Stored records
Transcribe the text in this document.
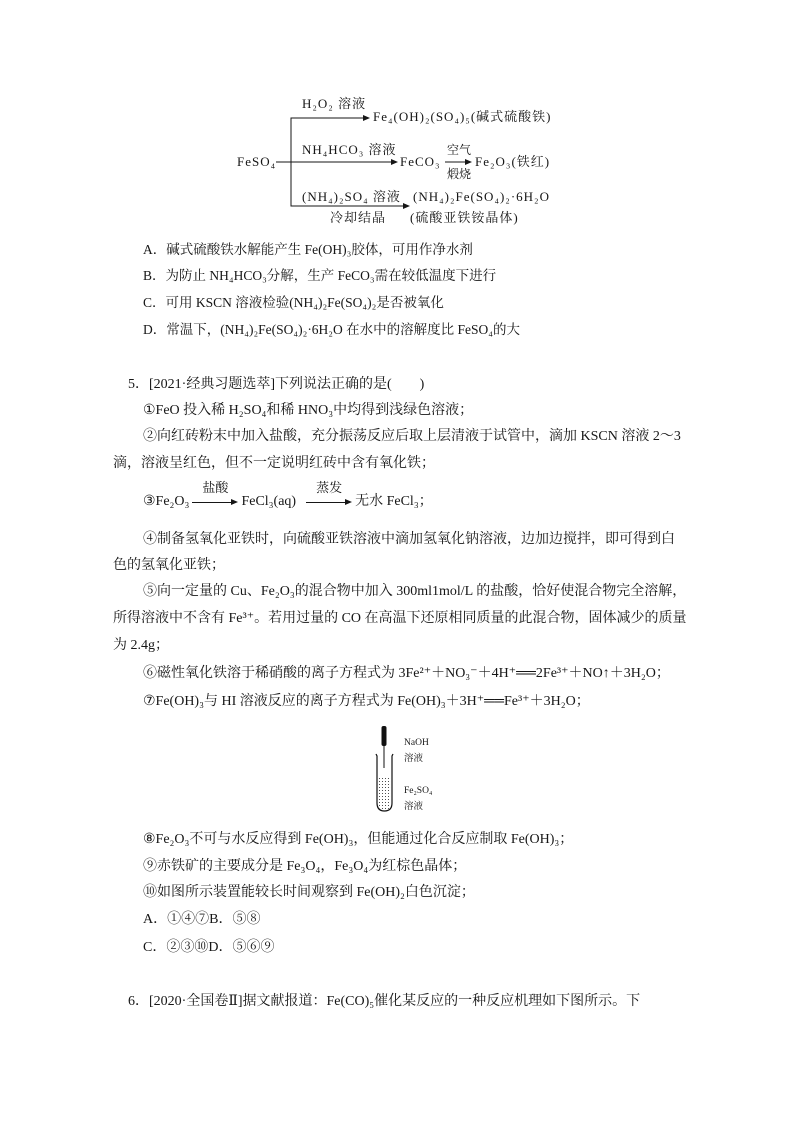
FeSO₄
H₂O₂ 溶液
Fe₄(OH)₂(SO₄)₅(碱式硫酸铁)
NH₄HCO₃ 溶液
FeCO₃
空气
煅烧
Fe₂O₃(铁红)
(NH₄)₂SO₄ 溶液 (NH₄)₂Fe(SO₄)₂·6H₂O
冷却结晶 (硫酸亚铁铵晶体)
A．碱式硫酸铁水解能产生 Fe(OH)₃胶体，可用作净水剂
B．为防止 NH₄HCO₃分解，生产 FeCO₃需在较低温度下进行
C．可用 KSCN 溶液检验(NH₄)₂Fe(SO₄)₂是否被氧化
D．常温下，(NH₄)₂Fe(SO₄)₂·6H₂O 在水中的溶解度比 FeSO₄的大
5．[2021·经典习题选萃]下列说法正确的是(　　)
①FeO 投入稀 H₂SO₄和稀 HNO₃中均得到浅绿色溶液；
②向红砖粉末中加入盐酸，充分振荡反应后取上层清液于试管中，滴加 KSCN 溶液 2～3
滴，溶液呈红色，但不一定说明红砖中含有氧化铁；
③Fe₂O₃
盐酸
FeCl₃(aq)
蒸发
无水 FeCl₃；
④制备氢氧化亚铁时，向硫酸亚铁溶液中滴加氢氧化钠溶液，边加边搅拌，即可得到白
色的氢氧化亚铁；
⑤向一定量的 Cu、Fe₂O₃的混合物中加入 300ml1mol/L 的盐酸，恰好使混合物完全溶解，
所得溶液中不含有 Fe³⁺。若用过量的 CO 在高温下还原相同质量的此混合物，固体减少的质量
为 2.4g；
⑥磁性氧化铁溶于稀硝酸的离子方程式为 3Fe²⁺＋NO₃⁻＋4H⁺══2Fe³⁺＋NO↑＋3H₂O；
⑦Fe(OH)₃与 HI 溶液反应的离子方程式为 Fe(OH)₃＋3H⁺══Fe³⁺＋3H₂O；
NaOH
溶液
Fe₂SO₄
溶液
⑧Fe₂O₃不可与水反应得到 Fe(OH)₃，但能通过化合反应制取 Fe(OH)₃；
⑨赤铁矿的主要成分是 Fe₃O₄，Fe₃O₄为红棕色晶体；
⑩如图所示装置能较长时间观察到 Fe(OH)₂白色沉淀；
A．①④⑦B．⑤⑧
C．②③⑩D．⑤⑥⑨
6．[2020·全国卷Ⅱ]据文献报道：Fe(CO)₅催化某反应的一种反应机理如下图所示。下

==

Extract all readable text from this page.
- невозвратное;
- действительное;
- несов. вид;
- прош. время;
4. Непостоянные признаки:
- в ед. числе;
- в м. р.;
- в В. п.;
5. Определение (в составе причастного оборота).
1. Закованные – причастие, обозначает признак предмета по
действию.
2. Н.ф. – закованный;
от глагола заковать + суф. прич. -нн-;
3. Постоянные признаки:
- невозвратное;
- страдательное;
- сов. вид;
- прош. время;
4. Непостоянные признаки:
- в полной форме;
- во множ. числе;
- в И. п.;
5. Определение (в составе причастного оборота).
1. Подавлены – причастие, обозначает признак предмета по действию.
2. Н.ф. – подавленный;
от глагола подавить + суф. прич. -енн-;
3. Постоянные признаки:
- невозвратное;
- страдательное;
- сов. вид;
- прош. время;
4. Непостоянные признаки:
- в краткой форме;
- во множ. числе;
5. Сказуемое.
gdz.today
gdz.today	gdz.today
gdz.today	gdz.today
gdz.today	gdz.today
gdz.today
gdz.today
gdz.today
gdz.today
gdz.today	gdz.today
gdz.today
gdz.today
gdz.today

• [EXERCISE OBJECTIVE] Identify the lines of the entries containing the string "глагола". Copy each such line.

• [EXERCISE RESPONSE]
от глагола заковать + суф. прич. -нн-;
от глагола подавить + суф. прич. -енн-;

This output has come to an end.